>> Begin Source records
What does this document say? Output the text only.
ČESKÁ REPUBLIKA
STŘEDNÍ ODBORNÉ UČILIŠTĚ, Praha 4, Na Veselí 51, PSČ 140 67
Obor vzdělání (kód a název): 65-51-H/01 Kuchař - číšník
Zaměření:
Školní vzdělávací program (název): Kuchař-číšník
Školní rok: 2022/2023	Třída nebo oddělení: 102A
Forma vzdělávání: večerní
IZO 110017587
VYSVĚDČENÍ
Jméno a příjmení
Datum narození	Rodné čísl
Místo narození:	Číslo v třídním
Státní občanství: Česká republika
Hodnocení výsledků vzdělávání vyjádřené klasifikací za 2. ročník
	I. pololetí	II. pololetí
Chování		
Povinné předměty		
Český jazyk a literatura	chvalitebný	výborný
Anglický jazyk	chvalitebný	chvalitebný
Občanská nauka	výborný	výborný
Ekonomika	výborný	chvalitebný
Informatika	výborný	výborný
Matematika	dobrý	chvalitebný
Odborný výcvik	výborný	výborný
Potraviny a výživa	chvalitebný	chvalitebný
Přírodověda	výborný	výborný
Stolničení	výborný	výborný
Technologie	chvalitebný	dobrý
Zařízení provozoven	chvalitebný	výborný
>> End Source records
What needs to be done:
Copy every line that contains the string "chvalitebný".

Complete output:
Český jazyk a literatura	chvalitebný	výborný
Anglický jazyk	chvalitebný	chvalitebný
Ekonomika	výborný	chvalitebný
Matematika	dobrý	chvalitebný
Potraviny a výživa	chvalitebný	chvalitebný
Technologie	chvalitebný	dobrý
Zařízení provozoven	chvalitebný	výborný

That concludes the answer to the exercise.